**Collection entries:**
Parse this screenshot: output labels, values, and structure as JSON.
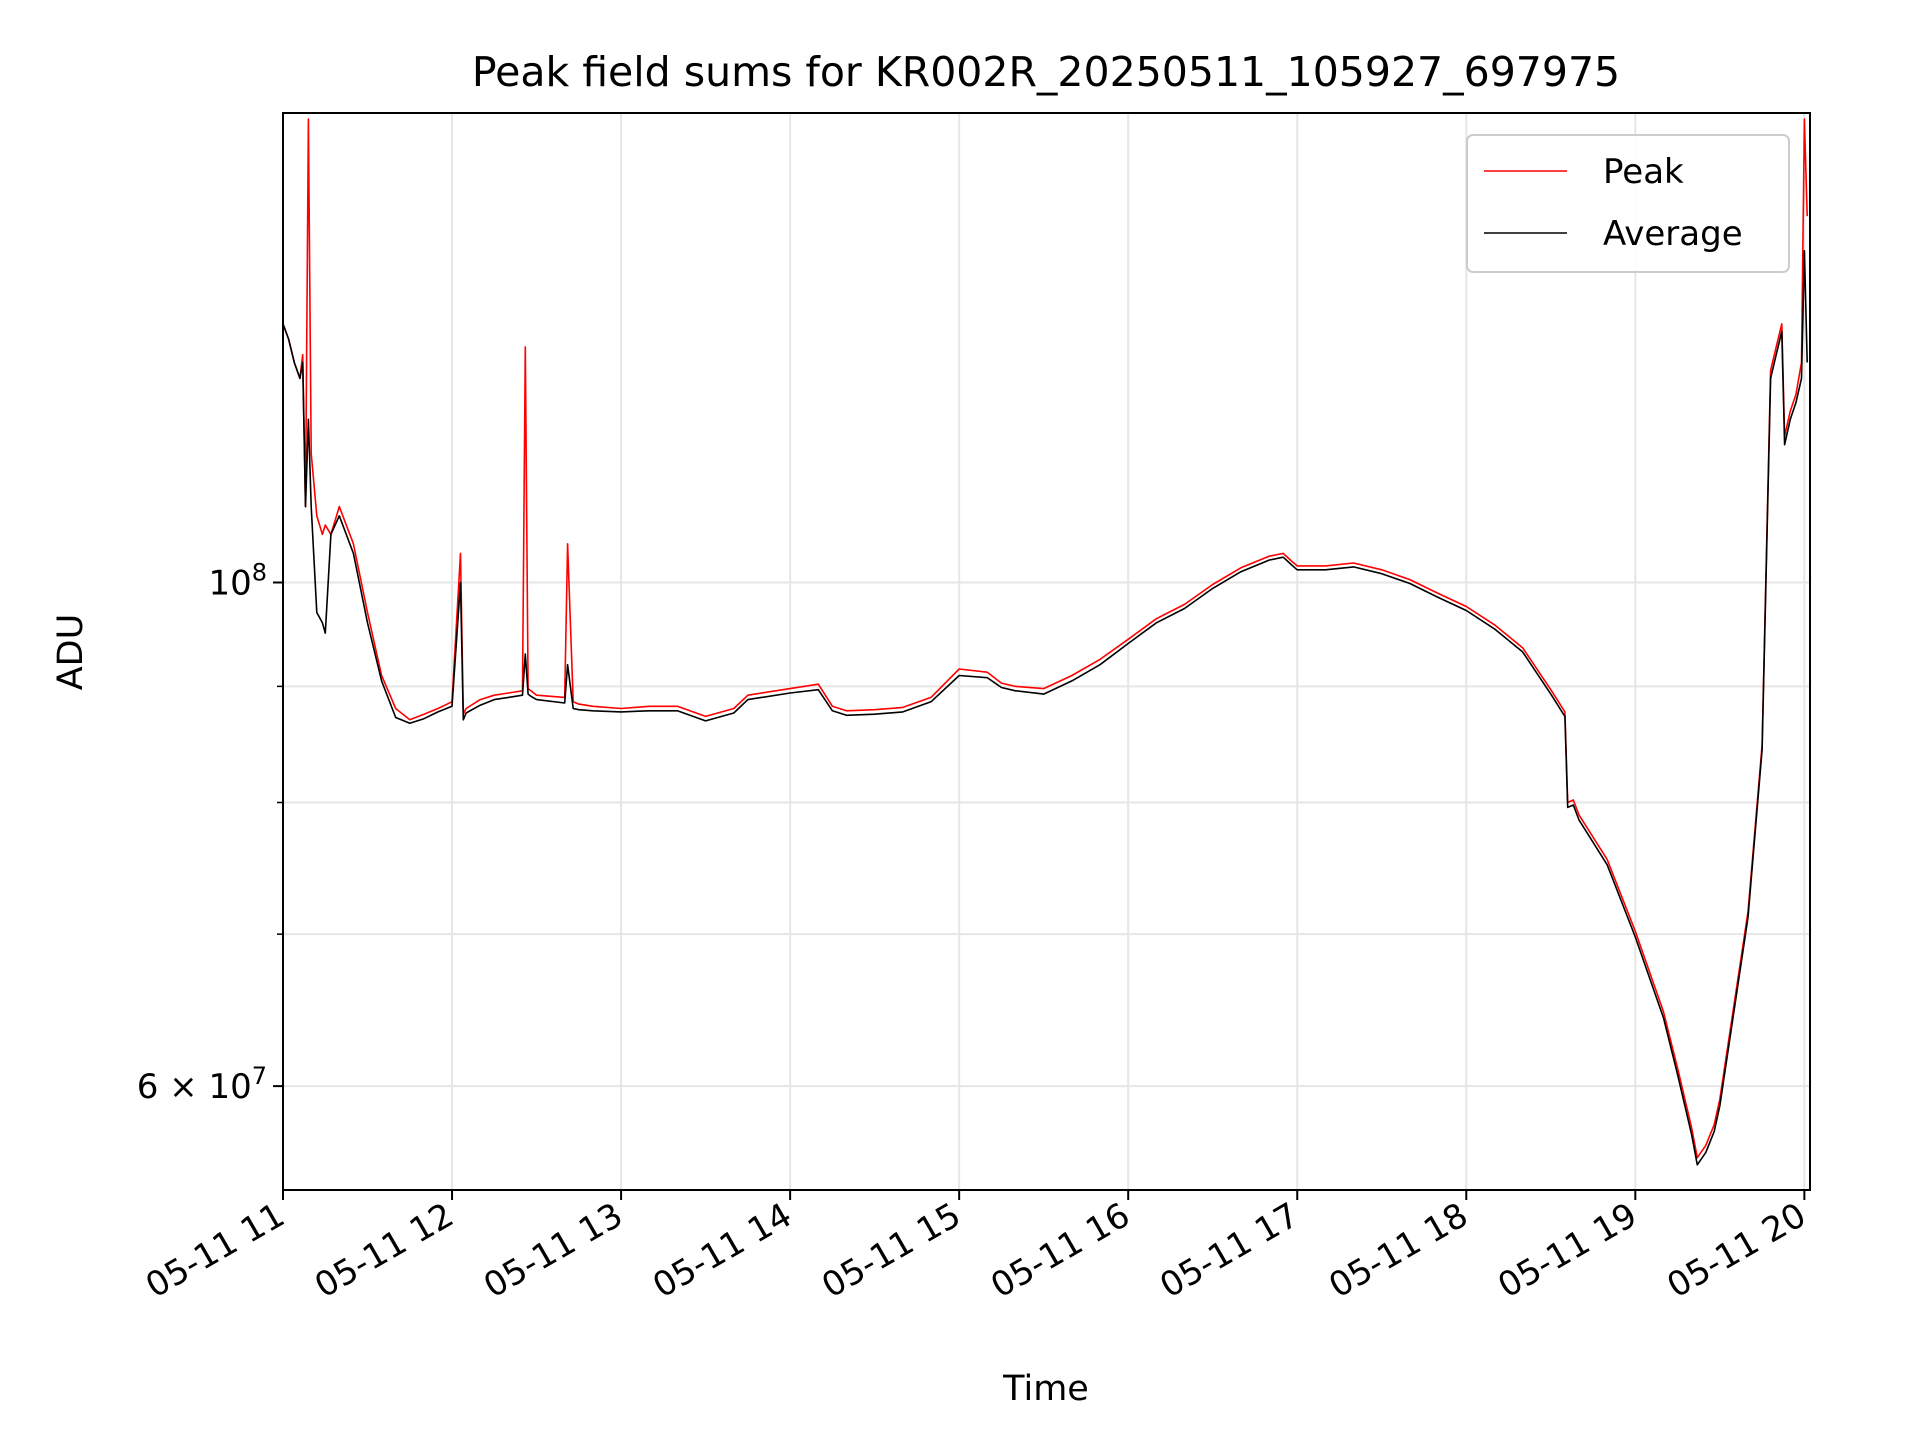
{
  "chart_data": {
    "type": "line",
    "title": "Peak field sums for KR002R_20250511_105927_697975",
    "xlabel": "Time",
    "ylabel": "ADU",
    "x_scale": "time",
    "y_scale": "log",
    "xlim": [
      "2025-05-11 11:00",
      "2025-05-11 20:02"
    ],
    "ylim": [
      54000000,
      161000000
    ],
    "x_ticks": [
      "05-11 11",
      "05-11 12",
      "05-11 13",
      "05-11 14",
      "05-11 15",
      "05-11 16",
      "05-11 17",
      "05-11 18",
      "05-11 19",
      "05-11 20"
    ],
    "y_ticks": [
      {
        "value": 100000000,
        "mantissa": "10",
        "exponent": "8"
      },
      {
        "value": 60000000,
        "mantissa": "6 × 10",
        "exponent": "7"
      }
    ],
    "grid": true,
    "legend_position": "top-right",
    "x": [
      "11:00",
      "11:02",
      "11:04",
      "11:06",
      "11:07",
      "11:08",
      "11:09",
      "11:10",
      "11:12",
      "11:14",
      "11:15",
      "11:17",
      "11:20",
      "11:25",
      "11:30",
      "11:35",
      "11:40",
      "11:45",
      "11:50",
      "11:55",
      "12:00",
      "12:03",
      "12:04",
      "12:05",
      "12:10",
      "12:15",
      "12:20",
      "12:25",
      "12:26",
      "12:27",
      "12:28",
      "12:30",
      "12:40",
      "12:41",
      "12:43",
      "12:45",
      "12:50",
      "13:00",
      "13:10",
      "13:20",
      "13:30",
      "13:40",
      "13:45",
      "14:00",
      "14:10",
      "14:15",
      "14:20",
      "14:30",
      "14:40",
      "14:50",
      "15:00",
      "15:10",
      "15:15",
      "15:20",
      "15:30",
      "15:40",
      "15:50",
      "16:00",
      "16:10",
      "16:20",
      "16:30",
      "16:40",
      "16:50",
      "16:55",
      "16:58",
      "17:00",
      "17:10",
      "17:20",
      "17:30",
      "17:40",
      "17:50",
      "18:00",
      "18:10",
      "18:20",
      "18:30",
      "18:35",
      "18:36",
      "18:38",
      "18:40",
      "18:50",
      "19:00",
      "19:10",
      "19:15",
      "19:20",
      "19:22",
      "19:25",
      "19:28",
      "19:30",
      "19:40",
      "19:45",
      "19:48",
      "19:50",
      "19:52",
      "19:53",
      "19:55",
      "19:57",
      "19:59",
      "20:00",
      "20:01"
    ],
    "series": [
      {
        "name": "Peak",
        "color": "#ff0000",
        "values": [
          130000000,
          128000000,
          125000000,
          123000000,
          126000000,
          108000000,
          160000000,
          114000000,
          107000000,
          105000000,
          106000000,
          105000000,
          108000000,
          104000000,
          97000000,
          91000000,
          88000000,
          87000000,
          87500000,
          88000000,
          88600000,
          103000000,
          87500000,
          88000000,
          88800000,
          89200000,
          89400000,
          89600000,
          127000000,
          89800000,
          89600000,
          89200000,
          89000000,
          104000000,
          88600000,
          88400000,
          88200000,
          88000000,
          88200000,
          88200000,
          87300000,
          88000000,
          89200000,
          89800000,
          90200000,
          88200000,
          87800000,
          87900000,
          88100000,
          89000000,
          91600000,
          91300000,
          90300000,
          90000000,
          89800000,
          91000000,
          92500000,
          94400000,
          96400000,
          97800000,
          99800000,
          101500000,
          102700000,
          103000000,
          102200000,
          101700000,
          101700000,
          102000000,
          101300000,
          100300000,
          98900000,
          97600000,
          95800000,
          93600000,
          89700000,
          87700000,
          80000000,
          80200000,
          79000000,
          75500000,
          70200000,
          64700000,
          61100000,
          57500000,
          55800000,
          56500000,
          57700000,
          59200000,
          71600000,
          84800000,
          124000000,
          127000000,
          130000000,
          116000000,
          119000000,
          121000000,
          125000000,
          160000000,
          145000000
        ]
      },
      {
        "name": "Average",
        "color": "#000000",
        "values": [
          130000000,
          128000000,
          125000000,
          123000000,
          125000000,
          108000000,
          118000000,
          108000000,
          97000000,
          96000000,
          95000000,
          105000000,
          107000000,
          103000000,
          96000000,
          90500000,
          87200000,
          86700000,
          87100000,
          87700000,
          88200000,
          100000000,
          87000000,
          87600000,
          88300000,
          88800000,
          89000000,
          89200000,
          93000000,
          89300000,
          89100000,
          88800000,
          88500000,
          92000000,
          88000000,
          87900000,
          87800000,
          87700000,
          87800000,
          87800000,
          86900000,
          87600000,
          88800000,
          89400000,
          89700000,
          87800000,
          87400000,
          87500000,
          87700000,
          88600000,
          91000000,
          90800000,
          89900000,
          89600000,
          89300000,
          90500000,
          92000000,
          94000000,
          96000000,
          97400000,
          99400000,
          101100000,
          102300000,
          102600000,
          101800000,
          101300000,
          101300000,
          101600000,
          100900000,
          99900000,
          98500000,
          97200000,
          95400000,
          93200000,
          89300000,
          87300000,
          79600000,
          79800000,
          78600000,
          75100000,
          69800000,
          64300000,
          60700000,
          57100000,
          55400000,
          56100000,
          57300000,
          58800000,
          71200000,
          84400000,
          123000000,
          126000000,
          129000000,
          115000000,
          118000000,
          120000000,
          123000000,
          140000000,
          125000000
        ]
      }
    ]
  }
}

==

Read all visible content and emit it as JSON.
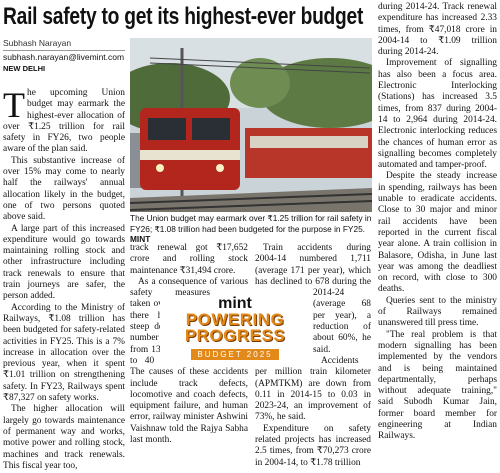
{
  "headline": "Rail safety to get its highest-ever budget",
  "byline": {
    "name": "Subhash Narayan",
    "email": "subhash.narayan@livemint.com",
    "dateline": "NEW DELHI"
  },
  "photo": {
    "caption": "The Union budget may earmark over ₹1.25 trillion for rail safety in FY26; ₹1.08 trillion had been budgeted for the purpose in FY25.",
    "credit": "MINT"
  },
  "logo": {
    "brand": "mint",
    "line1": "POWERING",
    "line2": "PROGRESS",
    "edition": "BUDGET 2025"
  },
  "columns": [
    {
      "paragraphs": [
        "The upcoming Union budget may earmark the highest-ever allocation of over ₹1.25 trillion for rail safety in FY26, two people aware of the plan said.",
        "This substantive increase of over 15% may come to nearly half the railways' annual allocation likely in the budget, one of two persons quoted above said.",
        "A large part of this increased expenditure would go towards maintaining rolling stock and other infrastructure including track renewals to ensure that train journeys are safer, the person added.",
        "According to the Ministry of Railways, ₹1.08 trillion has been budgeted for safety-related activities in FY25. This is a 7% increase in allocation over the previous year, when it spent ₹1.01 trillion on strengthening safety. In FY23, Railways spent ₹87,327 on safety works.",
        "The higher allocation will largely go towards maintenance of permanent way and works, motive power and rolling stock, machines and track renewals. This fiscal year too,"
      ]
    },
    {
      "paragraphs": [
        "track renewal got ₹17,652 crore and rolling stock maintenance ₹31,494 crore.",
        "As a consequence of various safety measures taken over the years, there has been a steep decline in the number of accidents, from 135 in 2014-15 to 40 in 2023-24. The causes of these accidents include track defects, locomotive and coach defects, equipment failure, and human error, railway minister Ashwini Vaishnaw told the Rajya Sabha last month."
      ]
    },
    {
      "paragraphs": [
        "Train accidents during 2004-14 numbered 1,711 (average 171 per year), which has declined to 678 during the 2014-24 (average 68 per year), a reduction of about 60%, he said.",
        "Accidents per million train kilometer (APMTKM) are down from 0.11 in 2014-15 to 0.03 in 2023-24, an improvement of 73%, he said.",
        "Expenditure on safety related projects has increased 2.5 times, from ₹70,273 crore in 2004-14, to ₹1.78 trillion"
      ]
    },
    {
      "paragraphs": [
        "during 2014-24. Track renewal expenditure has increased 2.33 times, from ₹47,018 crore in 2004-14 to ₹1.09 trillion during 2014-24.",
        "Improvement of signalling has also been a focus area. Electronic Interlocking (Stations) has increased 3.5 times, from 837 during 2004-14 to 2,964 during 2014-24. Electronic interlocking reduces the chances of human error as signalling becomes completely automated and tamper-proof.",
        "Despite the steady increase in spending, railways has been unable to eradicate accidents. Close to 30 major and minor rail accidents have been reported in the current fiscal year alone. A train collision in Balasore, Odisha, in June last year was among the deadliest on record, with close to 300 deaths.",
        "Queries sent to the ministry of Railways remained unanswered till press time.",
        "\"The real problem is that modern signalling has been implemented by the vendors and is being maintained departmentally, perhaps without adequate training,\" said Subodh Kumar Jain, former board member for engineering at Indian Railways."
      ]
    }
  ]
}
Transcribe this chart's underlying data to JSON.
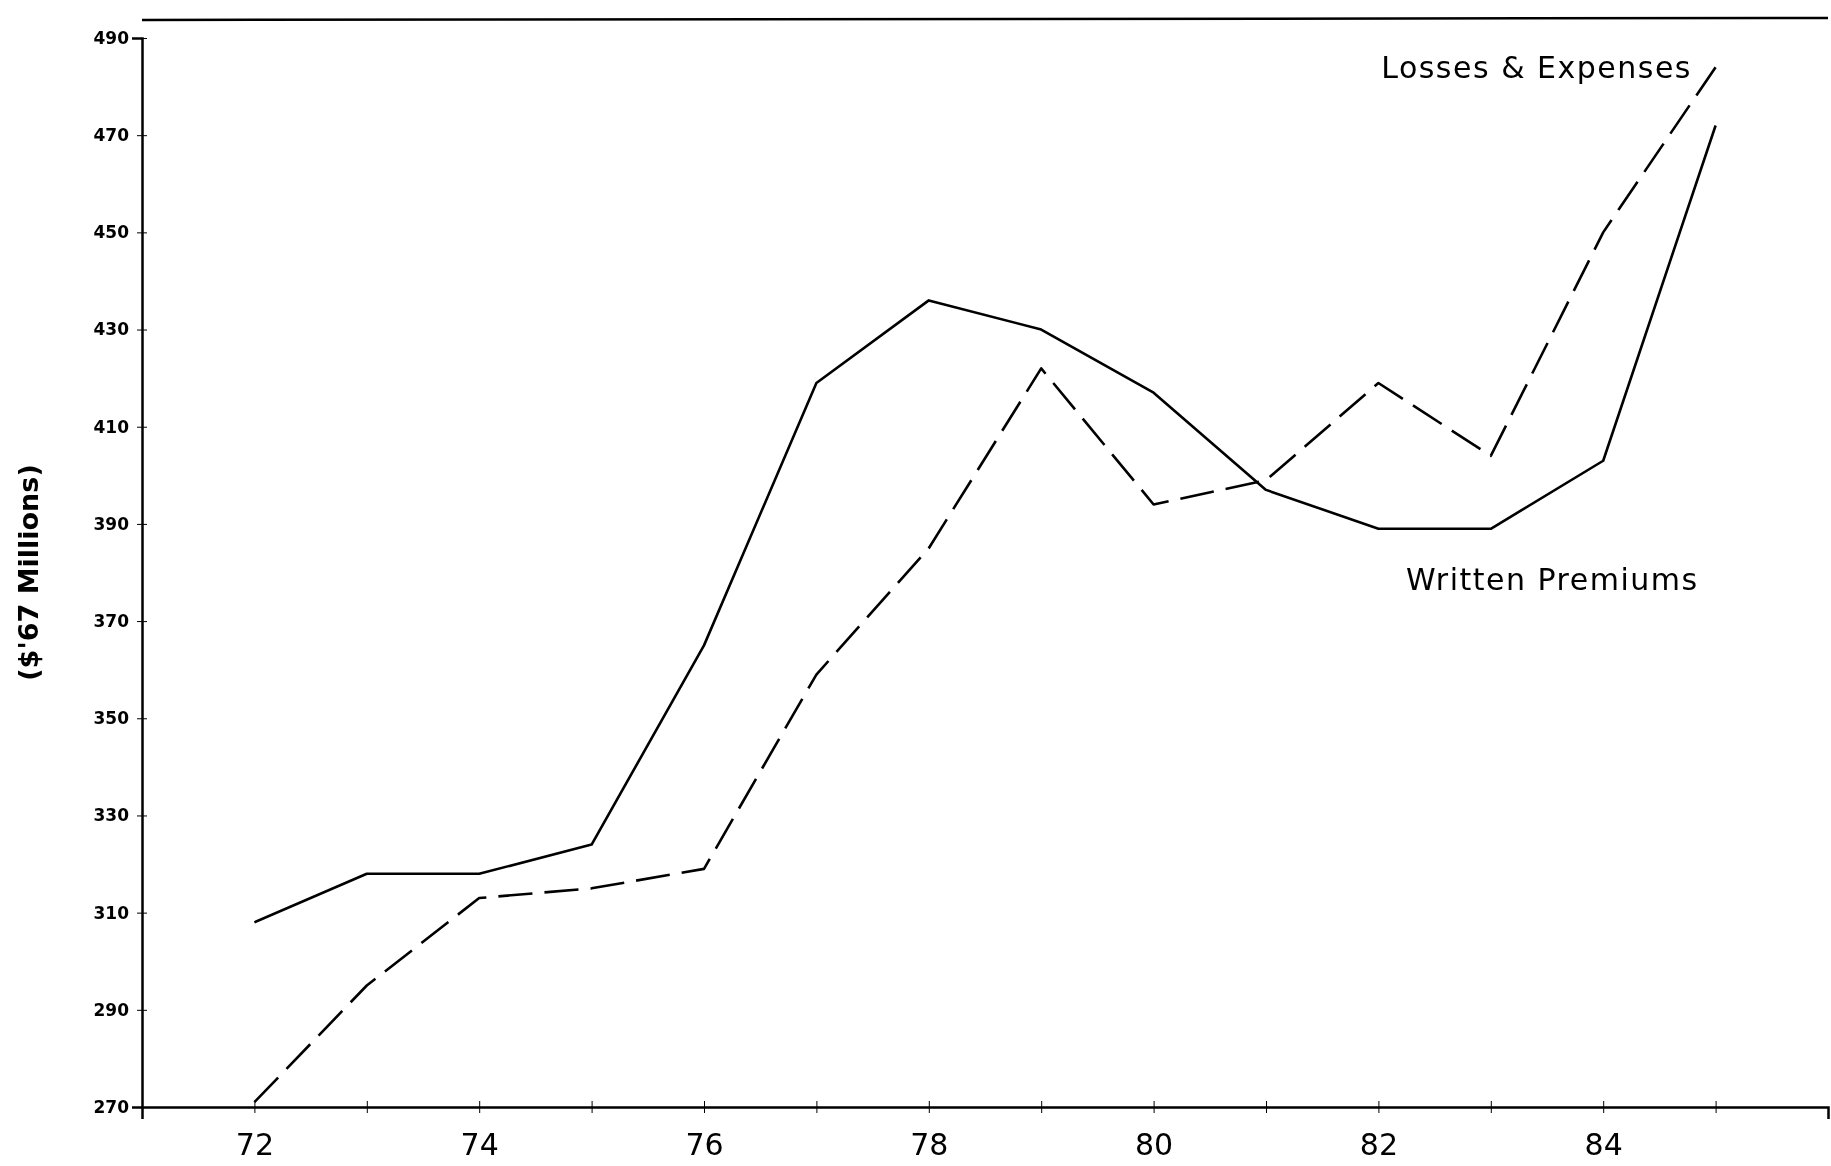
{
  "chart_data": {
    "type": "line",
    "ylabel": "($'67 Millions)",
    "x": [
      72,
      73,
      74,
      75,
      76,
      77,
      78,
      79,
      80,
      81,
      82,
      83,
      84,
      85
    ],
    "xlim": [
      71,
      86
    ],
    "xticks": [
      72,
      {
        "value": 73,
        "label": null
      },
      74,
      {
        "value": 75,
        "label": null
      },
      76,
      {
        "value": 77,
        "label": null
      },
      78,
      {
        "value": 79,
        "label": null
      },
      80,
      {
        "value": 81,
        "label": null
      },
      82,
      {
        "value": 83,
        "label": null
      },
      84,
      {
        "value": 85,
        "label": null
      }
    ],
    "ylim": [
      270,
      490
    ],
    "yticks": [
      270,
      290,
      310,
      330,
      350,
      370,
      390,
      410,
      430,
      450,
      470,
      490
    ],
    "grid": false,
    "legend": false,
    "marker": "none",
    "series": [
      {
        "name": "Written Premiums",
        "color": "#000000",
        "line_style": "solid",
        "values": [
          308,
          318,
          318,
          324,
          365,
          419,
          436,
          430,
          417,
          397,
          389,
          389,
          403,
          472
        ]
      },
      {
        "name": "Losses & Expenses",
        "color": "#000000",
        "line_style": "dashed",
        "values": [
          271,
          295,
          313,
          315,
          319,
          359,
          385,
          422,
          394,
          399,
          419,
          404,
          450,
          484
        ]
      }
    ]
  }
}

**What this task involves:**
Gather up, from the records above, each line where the word "maintenance" appears.

**Output:**
        "The higher allocation will largely go towards maintenance of permanent way and works, motive power and rolling stock, machines and track renewals. This fiscal year too,"
        "track renewal got ₹17,652 crore and rolling stock maintenance ₹31,494 crore.",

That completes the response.